Could every line of the data be printed exactly as it reads?

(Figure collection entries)
━━━━━━━━━━

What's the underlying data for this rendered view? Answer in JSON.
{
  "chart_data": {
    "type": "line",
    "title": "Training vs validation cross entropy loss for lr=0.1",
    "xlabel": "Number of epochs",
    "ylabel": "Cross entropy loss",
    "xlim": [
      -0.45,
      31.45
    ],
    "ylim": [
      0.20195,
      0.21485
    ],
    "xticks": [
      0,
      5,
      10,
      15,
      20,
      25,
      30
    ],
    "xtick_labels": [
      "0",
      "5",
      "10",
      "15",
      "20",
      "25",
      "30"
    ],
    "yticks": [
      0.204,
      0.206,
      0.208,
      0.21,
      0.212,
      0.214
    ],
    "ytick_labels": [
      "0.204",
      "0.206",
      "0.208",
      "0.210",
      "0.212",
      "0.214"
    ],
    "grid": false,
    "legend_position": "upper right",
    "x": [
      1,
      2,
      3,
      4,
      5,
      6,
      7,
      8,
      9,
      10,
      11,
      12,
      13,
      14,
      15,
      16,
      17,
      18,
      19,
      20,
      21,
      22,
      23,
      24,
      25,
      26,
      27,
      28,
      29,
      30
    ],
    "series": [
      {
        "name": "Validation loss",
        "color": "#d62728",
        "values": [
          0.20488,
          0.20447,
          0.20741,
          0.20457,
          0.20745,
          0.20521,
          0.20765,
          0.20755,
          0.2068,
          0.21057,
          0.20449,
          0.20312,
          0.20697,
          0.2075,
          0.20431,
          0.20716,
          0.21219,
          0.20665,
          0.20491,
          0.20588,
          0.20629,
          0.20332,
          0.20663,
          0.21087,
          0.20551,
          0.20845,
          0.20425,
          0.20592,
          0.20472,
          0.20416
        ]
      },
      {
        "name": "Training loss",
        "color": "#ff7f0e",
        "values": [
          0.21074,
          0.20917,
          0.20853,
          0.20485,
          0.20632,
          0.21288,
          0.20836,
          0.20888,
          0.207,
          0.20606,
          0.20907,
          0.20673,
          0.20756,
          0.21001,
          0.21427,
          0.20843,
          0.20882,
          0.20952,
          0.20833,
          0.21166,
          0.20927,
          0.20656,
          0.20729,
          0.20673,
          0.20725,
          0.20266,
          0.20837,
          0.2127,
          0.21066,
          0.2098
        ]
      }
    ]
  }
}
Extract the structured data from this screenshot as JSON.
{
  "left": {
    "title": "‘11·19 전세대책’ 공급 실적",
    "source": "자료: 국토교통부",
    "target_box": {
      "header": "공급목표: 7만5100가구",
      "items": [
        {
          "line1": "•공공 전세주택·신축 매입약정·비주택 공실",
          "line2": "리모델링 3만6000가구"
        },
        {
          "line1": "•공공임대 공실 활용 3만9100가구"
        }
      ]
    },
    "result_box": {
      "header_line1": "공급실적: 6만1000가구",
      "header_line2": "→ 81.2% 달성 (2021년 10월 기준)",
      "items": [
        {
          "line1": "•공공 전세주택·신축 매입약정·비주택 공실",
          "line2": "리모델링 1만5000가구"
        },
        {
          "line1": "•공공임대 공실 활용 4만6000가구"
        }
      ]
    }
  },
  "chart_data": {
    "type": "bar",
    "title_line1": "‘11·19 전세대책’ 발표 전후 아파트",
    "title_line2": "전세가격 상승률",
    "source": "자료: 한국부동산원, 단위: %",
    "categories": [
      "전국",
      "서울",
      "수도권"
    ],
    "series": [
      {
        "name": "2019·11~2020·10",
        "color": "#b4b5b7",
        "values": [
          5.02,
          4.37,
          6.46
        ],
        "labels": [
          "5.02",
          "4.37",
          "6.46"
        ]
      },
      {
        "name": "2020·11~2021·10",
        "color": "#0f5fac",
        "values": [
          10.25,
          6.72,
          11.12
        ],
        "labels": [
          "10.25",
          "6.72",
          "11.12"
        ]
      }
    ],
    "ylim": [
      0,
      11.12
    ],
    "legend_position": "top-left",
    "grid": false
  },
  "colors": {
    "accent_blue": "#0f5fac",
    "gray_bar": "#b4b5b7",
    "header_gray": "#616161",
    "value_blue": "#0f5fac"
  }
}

━━━━━━━━━━

Exercise response:
What's the underlying data for this rendered view? Answer in JSON.
{
  "chart_data": {
    "type": "line",
    "title": "Training vs validation cross entropy loss for lr=0.1",
    "xlabel": "Number of epochs",
    "ylabel": "Cross entropy loss",
    "xlim": [
      -0.45,
      31.45
    ],
    "ylim": [
      0.20195,
      0.21485
    ],
    "xticks": [
      0,
      5,
      10,
      15,
      20,
      25,
      30
    ],
    "xtick_labels": [
      "0",
      "5",
      "10",
      "15",
      "20",
      "25",
      "30"
    ],
    "yticks": [
      0.204,
      0.206,
      0.208,
      0.21,
      0.212,
      0.214
    ],
    "ytick_labels": [
      "0.204",
      "0.206",
      "0.208",
      "0.210",
      "0.212",
      "0.214"
    ],
    "grid": false,
    "legend_position": "upper right",
    "x": [
      1,
      2,
      3,
      4,
      5,
      6,
      7,
      8,
      9,
      10,
      11,
      12,
      13,
      14,
      15,
      16,
      17,
      18,
      19,
      20,
      21,
      22,
      23,
      24,
      25,
      26,
      27,
      28,
      29,
      30
    ],
    "series": [
      {
        "name": "Validation loss",
        "color": "#d62728",
        "values": [
          0.20488,
          0.20447,
          0.20741,
          0.20457,
          0.20745,
          0.20521,
          0.20765,
          0.20755,
          0.2068,
          0.21057,
          0.20449,
          0.20312,
          0.20697,
          0.2075,
          0.20431,
          0.20716,
          0.21219,
          0.20665,
          0.20491,
          0.20588,
          0.20629,
          0.20332,
          0.20663,
          0.21087,
          0.20551,
          0.20845,
          0.20425,
          0.20592,
          0.20472,
          0.20416
        ]
      },
      {
        "name": "Training loss",
        "color": "#ff7f0e",
        "values": [
          0.21074,
          0.20917,
          0.20853,
          0.20485,
          0.20632,
          0.21288,
          0.20836,
          0.20888,
          0.207,
          0.20606,
          0.20907,
          0.20673,
          0.20756,
          0.21001,
          0.21427,
          0.20843,
          0.20882,
          0.20952,
          0.20833,
          0.21166,
          0.20927,
          0.20656,
          0.20729,
          0.20673,
          0.20725,
          0.20266,
          0.20837,
          0.2127,
          0.21066,
          0.2098
        ]
      }
    ]
  }
}
Extract the structured data from this screenshot as JSON.
{
  "left": {
    "title": "‘11·19 전세대책’ 공급 실적",
    "source": "자료: 국토교통부",
    "target_box": {
      "header": "공급목표: 7만5100가구",
      "items": [
        {
          "line1": "•공공 전세주택·신축 매입약정·비주택 공실",
          "line2": "리모델링 3만6000가구"
        },
        {
          "line1": "•공공임대 공실 활용 3만9100가구"
        }
      ]
    },
    "result_box": {
      "header_line1": "공급실적: 6만1000가구",
      "header_line2": "→ 81.2% 달성 (2021년 10월 기준)",
      "items": [
        {
          "line1": "•공공 전세주택·신축 매입약정·비주택 공실",
          "line2": "리모델링 1만5000가구"
        },
        {
          "line1": "•공공임대 공실 활용 4만6000가구"
        }
      ]
    }
  },
  "chart_data": {
    "type": "bar",
    "title_line1": "‘11·19 전세대책’ 발표 전후 아파트",
    "title_line2": "전세가격 상승률",
    "source": "자료: 한국부동산원, 단위: %",
    "categories": [
      "전국",
      "서울",
      "수도권"
    ],
    "series": [
      {
        "name": "2019·11~2020·10",
        "color": "#b4b5b7",
        "values": [
          5.02,
          4.37,
          6.46
        ],
        "labels": [
          "5.02",
          "4.37",
          "6.46"
        ]
      },
      {
        "name": "2020·11~2021·10",
        "color": "#0f5fac",
        "values": [
          10.25,
          6.72,
          11.12
        ],
        "labels": [
          "10.25",
          "6.72",
          "11.12"
        ]
      }
    ],
    "ylim": [
      0,
      11.12
    ],
    "legend_position": "top-left",
    "grid": false
  },
  "colors": {
    "accent_blue": "#0f5fac",
    "gray_bar": "#b4b5b7",
    "header_gray": "#616161",
    "value_blue": "#0f5fac"
  }
}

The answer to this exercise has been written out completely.